=== Given request ===
Find the lines holding the string "Path" in the data, then copy all of them.

## Begin Material supplied

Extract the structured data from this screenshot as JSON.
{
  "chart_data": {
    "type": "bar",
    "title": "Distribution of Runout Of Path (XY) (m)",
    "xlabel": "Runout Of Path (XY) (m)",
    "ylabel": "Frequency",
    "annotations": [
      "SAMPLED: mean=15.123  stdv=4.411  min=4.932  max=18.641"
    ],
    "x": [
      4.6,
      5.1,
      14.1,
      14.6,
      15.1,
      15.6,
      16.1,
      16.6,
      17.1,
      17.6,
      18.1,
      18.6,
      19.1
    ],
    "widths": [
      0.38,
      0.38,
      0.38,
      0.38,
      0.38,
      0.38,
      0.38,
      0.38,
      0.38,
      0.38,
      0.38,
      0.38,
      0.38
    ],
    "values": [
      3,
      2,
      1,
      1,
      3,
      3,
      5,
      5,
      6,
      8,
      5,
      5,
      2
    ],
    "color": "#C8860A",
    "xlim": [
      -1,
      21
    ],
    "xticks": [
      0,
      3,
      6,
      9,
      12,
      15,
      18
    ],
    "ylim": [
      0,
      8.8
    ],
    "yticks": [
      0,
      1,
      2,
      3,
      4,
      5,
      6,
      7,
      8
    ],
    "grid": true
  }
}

## End Material supplied

=== Result ===
    "title": "Distribution of Runout Of Path (XY) (m)",
    "xlabel": "Runout Of Path (XY) (m)",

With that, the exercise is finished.